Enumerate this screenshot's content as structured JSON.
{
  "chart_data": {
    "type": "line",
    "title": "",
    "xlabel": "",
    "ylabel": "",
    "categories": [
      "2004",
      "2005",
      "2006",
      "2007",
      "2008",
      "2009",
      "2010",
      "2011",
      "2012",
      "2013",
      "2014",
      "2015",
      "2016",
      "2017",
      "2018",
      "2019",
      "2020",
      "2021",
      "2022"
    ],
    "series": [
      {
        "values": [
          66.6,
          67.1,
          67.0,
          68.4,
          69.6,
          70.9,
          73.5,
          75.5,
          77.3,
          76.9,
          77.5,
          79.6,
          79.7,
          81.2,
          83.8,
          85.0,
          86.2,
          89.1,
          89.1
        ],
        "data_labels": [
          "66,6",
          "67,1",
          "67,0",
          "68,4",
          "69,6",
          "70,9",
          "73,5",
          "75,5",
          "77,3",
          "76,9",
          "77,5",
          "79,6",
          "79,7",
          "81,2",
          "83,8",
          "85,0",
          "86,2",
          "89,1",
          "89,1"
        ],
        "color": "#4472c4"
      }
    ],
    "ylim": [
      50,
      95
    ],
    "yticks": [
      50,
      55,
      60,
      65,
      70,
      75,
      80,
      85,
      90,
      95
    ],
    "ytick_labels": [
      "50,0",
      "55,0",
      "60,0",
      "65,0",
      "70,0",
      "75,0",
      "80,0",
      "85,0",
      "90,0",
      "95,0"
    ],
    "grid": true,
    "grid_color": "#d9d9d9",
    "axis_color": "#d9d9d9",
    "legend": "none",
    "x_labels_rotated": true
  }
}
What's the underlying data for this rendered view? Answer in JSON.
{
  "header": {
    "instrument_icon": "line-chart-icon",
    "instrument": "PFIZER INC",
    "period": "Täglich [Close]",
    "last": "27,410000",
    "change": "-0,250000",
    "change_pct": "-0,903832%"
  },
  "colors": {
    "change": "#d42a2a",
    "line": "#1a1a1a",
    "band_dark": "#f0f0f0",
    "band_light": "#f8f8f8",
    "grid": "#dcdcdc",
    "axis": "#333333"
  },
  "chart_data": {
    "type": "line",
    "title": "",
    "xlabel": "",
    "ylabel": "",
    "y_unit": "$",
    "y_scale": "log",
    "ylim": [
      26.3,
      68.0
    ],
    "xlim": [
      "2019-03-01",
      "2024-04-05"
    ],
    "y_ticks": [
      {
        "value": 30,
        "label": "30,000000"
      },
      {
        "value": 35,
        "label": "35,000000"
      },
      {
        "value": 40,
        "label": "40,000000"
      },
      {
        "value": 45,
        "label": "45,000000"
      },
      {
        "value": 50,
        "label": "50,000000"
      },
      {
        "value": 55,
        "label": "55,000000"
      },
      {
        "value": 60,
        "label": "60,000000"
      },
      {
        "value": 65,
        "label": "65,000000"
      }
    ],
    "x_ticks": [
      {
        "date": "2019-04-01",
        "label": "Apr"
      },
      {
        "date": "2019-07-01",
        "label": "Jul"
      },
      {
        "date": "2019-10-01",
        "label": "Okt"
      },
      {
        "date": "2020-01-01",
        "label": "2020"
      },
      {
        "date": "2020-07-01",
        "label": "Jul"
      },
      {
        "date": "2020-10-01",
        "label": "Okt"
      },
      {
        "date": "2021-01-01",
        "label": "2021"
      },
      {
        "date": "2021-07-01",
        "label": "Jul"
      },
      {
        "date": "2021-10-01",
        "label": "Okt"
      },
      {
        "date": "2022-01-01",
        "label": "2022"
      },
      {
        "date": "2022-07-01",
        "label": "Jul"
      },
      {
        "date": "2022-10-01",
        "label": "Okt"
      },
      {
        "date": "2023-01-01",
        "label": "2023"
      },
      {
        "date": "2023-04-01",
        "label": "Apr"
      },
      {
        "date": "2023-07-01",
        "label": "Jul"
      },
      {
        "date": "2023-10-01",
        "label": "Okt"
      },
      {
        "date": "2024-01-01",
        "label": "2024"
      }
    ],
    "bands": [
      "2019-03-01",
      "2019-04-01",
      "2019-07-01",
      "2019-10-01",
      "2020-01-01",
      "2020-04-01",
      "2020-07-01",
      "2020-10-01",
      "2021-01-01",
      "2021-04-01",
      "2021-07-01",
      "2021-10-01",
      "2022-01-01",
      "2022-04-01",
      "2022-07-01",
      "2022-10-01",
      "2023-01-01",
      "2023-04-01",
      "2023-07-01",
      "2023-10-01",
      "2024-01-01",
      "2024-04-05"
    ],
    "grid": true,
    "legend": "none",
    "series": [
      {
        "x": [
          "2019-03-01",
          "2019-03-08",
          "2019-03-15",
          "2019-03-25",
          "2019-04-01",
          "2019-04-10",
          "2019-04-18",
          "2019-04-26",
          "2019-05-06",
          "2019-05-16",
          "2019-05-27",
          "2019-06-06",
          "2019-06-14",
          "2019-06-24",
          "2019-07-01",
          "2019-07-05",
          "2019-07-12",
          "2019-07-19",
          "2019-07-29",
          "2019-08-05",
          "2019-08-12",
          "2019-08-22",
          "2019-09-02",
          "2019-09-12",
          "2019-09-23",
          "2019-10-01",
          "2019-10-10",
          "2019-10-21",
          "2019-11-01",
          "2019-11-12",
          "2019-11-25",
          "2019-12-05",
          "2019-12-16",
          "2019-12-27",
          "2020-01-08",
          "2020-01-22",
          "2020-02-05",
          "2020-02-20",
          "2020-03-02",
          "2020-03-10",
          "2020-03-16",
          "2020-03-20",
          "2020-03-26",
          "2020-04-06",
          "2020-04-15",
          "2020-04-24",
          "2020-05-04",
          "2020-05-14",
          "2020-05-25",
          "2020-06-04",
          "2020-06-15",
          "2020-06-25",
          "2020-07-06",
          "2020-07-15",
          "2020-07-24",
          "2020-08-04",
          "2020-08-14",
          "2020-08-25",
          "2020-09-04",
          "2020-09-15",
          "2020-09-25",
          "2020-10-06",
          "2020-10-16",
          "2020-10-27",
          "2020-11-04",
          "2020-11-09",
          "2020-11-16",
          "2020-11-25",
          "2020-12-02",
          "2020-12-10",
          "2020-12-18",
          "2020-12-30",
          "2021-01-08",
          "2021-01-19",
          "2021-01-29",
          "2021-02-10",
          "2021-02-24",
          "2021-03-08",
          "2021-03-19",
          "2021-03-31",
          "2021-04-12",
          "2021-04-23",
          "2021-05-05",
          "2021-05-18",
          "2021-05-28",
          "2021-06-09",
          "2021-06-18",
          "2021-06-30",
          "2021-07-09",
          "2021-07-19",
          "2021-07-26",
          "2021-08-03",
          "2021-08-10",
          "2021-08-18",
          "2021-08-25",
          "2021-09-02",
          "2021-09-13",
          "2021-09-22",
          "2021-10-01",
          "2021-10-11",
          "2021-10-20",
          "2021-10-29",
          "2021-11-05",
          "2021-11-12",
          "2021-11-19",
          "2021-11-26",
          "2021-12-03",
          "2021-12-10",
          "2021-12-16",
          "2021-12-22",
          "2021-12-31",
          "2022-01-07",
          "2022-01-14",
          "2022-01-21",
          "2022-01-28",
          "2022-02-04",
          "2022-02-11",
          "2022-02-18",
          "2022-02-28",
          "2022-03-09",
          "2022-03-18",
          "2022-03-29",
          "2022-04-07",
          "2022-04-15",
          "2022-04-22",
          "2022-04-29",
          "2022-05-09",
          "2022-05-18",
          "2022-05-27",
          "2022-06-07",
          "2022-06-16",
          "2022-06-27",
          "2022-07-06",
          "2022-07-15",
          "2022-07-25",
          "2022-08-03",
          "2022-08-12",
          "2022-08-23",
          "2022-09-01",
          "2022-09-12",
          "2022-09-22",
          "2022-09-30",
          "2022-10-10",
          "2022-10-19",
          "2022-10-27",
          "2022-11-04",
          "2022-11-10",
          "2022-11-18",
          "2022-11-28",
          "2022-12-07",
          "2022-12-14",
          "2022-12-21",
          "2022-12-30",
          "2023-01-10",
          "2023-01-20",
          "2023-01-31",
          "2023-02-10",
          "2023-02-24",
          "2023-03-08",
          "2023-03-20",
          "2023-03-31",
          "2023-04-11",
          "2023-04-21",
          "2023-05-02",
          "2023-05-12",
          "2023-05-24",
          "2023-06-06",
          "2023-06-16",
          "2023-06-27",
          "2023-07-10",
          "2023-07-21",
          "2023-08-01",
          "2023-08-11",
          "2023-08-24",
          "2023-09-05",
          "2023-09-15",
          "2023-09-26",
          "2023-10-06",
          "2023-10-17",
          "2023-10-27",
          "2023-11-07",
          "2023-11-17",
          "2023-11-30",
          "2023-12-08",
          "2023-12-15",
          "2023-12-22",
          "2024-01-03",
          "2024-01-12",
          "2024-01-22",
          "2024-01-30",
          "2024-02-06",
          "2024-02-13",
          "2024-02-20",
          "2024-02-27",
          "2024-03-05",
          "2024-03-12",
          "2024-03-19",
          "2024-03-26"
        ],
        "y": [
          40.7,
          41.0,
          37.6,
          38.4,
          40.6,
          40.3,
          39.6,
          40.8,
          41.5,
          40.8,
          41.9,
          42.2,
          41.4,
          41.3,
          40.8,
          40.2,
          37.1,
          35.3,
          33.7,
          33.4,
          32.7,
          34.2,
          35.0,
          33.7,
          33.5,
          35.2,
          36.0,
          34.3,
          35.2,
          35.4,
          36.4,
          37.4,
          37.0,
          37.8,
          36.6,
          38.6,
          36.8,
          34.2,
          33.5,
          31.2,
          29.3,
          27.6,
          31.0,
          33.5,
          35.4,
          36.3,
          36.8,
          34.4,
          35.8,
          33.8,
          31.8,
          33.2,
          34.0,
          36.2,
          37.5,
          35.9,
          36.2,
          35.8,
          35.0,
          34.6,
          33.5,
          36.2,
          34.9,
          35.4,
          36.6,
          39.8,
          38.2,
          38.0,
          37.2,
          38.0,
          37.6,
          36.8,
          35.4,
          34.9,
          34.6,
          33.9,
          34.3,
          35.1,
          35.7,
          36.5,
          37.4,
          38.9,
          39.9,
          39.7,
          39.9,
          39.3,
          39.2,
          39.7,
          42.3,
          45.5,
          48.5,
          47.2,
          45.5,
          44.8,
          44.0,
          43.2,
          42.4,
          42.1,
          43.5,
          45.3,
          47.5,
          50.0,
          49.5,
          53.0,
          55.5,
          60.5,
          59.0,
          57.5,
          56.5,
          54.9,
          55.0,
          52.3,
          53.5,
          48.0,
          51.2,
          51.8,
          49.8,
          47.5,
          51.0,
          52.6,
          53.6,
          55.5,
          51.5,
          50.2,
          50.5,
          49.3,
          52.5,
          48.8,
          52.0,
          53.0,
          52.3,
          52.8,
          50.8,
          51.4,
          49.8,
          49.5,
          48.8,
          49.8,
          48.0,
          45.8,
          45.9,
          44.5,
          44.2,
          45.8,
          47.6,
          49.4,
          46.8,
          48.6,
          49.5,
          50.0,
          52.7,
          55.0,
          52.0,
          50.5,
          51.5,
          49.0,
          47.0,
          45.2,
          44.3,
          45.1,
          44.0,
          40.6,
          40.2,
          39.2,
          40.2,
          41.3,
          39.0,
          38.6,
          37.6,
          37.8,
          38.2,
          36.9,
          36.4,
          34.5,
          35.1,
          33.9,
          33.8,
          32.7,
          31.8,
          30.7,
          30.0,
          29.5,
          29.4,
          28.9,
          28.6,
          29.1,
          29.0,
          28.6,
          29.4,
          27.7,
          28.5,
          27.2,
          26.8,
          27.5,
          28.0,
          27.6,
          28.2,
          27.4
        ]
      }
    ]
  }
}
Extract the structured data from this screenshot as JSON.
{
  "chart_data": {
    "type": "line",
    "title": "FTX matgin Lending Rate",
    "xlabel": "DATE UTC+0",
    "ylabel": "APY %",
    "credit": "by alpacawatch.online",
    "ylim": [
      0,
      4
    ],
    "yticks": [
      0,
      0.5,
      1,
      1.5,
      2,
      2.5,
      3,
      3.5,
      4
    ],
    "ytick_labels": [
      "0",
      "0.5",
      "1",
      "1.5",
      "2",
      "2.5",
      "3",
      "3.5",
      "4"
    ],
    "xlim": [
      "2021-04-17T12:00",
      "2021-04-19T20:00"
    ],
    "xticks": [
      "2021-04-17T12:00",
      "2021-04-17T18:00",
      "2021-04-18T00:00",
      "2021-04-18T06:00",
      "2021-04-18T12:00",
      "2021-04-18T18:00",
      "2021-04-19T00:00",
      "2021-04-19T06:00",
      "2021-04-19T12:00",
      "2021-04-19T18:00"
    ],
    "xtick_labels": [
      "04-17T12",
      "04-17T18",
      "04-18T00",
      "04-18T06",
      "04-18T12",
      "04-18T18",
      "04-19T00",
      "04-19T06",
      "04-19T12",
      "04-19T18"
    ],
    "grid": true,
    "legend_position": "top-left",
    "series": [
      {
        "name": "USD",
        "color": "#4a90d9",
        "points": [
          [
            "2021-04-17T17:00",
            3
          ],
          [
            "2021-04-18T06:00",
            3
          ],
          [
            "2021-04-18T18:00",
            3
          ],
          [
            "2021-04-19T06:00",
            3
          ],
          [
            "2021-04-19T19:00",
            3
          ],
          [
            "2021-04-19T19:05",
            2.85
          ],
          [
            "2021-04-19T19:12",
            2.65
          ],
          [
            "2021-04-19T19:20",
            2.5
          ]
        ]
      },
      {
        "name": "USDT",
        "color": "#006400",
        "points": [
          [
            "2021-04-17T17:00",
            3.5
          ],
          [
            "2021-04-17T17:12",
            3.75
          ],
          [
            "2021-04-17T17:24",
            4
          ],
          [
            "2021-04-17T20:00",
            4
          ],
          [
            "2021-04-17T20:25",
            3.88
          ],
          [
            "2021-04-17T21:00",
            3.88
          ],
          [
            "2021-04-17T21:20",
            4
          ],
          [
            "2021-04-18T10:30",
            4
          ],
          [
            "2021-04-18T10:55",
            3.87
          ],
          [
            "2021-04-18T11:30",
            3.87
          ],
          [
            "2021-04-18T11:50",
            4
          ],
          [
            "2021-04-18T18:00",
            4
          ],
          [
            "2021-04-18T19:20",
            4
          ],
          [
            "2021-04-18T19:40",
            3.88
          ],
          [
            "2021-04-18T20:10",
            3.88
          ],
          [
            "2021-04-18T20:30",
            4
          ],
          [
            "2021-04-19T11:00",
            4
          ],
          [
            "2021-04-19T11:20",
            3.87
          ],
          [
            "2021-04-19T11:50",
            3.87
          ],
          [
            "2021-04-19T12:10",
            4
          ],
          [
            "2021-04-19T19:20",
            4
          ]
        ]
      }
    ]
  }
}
-----
● **SET EXERCISE**
In the entries above, find every line holding the word "JSON" and copy it out.

● **PROBLEM SOLUTION**
Enumerate this screenshot's content as structured JSON.
What's the underlying data for this rendered view? Answer in JSON.
Extract the structured data from this screenshot as JSON.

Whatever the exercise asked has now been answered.